* _Goal_: Records follow. Copy every line with "time".

* _Given records_:
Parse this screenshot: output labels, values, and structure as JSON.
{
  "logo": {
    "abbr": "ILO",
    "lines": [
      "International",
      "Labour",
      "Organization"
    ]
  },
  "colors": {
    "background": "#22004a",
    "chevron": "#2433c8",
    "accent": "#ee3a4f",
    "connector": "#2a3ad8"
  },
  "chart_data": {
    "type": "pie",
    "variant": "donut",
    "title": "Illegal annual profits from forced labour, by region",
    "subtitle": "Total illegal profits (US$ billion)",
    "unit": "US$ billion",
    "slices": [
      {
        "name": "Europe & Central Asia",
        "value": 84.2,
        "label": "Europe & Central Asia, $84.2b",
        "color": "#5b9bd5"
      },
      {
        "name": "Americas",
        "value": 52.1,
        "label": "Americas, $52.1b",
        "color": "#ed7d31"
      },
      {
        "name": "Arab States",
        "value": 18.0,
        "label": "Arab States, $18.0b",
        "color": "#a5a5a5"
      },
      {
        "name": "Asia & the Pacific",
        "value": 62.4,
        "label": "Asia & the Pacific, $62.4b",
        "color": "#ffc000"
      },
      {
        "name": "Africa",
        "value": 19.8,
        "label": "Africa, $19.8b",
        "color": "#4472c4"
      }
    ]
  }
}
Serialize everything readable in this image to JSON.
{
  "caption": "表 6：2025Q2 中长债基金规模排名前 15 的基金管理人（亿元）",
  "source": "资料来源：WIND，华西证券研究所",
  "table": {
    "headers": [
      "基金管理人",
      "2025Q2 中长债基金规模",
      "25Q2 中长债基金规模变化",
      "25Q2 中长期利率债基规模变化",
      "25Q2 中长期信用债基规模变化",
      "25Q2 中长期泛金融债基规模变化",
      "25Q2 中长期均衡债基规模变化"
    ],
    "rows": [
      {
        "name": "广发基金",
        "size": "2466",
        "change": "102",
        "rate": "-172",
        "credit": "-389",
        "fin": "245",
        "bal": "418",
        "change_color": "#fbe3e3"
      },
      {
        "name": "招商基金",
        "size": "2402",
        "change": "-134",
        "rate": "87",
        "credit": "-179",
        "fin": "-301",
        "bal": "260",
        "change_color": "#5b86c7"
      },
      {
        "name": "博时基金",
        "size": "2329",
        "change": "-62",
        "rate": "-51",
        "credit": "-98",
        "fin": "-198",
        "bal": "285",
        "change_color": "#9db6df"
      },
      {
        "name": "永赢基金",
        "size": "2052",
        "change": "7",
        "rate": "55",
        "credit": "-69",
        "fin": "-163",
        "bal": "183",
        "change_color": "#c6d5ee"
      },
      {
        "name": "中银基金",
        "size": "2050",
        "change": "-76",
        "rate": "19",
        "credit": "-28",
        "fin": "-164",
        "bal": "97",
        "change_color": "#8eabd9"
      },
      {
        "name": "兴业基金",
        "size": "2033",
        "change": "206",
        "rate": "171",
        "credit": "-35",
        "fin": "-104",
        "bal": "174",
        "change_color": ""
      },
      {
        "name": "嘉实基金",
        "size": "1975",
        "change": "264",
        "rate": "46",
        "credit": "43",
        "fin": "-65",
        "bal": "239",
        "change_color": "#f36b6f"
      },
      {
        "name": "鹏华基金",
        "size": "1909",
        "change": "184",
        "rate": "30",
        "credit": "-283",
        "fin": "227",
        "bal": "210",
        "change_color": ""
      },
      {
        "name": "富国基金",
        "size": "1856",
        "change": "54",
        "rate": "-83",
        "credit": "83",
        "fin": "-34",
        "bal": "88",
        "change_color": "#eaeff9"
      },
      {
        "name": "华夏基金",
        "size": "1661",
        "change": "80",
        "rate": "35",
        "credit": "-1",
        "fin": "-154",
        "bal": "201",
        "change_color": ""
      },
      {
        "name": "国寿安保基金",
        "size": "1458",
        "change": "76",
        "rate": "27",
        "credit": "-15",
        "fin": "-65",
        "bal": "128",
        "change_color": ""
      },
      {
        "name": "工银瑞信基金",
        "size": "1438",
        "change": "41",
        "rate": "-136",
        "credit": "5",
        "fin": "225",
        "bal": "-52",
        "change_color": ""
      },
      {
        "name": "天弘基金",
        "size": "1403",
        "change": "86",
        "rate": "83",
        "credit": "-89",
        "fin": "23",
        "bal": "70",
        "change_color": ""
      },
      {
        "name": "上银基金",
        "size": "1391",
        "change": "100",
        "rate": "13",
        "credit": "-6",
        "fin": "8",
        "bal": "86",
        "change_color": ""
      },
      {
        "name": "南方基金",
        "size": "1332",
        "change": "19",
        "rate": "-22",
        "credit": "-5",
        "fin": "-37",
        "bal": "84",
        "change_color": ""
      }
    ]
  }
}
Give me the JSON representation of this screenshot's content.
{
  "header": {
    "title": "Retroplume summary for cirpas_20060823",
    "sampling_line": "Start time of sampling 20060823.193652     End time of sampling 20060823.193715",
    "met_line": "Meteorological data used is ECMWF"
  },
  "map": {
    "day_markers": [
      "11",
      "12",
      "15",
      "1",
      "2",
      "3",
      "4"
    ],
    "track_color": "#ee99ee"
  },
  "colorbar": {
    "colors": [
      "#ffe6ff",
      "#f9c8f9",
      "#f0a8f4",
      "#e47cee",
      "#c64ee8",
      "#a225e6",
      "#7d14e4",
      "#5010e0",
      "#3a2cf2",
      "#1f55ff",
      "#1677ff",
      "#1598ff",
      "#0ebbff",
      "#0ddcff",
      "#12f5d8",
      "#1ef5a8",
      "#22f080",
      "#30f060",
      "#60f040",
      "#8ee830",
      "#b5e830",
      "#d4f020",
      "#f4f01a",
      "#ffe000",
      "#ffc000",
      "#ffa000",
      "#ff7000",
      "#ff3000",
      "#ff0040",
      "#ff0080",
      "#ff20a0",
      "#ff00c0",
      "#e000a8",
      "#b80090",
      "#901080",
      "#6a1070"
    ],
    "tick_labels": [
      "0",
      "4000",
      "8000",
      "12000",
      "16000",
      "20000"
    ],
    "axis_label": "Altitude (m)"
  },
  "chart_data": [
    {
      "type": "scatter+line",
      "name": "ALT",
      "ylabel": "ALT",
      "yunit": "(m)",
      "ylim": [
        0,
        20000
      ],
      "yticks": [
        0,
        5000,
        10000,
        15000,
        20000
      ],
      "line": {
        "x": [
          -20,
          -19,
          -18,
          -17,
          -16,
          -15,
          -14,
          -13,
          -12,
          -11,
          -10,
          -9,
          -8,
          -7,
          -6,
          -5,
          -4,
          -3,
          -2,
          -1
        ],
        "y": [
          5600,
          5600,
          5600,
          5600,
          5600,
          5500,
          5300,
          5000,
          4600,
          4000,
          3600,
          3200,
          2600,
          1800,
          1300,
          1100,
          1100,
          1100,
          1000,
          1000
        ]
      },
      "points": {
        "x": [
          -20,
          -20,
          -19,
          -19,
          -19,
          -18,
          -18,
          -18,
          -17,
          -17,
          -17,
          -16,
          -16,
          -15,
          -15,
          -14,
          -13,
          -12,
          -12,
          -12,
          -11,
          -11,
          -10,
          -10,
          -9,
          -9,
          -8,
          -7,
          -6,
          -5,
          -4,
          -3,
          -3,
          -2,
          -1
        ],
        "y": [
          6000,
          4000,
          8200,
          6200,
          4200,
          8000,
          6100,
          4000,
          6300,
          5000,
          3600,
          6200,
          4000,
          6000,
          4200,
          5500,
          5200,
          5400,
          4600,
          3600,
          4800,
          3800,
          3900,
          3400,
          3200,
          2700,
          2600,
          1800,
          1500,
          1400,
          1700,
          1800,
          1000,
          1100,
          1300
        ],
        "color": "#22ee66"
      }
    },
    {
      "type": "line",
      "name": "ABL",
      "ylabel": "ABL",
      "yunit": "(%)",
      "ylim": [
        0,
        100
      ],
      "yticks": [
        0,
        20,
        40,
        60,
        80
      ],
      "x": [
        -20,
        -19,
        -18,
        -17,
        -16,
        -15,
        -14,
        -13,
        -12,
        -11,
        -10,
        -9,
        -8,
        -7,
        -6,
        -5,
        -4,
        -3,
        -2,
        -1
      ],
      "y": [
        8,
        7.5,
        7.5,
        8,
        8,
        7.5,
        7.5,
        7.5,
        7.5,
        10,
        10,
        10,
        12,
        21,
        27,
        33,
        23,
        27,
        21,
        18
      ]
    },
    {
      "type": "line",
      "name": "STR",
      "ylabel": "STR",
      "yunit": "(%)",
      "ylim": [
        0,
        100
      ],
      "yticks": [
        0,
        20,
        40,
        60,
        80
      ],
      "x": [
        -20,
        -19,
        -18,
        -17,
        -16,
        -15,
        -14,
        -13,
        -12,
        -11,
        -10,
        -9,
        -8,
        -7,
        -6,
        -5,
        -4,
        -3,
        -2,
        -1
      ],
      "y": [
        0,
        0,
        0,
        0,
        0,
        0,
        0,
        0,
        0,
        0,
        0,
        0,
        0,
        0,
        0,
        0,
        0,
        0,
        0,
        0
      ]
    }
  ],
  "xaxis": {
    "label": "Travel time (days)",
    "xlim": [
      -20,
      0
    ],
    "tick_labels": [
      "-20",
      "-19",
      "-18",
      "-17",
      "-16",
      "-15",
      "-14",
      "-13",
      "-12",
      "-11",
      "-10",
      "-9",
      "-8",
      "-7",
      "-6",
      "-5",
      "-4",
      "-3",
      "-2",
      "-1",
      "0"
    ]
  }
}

* _Task output_:
    "sampling_line": "Start time of sampling 20060823.193652     End time of sampling 20060823.193715",
    "label": "Travel time (days)",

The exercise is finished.